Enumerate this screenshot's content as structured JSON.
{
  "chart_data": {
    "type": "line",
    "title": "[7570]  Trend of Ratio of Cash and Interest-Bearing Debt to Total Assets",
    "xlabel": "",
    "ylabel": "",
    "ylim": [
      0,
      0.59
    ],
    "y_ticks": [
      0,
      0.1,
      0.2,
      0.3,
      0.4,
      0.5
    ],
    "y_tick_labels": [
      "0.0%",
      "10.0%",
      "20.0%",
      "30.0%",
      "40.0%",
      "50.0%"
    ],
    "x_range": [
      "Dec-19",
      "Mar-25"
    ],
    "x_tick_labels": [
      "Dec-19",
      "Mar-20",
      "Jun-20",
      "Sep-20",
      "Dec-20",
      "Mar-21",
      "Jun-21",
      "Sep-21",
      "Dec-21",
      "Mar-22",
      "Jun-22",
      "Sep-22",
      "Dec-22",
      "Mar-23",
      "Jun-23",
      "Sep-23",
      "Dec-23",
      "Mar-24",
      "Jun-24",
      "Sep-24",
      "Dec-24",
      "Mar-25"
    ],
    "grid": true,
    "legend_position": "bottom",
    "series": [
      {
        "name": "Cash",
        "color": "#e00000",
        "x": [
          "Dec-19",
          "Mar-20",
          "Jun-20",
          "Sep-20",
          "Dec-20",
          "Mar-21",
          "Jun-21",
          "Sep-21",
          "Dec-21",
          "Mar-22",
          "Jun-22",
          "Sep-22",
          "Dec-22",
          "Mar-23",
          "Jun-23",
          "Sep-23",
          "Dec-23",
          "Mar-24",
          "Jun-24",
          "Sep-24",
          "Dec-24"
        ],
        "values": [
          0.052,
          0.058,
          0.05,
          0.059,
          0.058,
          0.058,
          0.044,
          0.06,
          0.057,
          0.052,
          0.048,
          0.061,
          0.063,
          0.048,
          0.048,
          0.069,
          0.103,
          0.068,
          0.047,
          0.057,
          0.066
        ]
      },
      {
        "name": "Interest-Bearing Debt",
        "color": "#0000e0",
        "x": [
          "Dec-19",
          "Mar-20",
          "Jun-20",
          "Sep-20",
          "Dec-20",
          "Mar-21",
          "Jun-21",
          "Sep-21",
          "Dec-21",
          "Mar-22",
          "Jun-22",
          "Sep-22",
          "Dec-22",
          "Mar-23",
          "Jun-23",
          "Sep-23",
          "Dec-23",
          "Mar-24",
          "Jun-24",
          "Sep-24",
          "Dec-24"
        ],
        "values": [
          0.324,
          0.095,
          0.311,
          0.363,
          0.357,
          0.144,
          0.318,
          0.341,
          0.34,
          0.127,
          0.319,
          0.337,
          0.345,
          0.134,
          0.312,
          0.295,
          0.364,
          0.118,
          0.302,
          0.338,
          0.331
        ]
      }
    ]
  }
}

==========

Among the lines above, how many contain the string "name"? State the number alone.

Exercise solution ::
2